[WHAT YOU WILL DO]: Copy all lines of the listing that include the string "Franc".

[GIVEN DATA]:
## begin

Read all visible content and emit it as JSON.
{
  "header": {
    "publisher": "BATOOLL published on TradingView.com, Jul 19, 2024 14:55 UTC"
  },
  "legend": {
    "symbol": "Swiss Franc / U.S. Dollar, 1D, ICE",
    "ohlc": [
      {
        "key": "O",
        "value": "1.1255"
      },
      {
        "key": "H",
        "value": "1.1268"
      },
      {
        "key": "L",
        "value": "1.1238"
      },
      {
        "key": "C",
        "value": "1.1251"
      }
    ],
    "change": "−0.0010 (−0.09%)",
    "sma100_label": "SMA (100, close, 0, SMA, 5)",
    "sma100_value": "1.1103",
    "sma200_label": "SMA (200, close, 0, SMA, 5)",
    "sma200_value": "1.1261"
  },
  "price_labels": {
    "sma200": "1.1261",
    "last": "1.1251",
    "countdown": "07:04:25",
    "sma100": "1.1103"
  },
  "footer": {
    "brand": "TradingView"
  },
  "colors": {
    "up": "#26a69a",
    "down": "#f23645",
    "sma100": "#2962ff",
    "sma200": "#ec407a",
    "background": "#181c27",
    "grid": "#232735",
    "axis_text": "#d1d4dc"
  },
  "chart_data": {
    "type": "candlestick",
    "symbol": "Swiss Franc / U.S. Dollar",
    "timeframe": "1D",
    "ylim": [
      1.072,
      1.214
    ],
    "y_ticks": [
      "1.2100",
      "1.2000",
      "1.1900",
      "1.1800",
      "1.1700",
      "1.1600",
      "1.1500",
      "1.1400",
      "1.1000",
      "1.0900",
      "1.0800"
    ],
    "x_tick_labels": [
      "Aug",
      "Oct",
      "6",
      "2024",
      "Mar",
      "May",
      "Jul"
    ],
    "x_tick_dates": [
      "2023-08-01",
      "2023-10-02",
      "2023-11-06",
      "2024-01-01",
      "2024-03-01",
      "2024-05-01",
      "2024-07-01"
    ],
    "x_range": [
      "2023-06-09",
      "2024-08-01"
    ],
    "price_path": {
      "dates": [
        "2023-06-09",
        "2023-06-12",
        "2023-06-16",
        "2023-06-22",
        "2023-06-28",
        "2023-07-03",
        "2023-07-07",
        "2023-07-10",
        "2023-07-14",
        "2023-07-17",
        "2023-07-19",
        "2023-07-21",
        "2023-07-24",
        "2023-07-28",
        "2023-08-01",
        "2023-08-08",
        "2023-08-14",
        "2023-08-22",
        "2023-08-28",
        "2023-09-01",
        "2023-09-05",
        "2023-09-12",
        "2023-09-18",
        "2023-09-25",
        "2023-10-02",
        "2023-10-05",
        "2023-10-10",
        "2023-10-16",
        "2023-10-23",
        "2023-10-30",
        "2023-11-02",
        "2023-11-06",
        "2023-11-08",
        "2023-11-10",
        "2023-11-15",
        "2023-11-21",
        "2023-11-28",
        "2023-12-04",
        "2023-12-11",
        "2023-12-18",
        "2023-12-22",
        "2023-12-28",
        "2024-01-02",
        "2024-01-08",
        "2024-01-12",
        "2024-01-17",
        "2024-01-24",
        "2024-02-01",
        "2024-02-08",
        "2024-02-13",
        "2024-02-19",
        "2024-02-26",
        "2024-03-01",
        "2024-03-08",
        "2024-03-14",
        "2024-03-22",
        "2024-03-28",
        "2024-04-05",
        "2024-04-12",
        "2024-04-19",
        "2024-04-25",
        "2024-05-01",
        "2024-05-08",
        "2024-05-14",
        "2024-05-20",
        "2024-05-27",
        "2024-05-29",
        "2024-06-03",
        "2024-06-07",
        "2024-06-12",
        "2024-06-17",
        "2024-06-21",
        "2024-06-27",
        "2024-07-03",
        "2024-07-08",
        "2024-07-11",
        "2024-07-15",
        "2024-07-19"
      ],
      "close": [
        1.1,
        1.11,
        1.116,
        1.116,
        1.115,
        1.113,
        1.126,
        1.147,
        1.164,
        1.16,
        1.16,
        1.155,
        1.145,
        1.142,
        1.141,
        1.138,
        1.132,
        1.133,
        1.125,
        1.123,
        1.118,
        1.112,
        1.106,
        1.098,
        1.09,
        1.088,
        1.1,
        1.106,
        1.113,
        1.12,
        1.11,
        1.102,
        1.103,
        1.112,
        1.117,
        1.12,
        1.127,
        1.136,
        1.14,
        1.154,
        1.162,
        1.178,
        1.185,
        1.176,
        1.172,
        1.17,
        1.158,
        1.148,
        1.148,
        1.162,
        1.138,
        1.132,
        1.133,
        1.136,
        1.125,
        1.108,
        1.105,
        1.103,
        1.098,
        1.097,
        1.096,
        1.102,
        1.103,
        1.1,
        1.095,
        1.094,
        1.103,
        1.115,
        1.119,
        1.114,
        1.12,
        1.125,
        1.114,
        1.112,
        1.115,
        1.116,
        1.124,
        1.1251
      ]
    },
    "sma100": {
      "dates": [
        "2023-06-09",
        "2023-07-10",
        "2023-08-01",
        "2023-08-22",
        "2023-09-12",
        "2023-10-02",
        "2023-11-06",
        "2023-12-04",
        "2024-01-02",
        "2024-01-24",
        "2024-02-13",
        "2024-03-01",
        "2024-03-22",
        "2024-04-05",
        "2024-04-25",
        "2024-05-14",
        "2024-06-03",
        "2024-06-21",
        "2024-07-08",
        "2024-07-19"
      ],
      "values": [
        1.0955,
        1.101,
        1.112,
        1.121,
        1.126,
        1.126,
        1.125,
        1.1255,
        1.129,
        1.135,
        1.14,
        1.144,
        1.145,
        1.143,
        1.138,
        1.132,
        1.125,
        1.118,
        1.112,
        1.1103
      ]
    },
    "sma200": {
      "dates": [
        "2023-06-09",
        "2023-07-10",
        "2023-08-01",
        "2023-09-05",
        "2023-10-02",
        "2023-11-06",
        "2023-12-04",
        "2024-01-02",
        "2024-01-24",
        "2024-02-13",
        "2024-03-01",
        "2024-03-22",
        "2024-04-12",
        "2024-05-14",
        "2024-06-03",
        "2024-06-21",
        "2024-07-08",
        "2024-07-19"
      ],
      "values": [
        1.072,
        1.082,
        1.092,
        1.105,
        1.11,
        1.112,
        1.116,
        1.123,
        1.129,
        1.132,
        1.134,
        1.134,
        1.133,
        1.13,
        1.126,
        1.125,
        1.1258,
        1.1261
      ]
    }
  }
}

## end

[SOLUTION FOR THIS PROBLEM]:
    "symbol": "Swiss Franc / U.S. Dollar, 1D, ICE",
    "symbol": "Swiss Franc / U.S. Dollar",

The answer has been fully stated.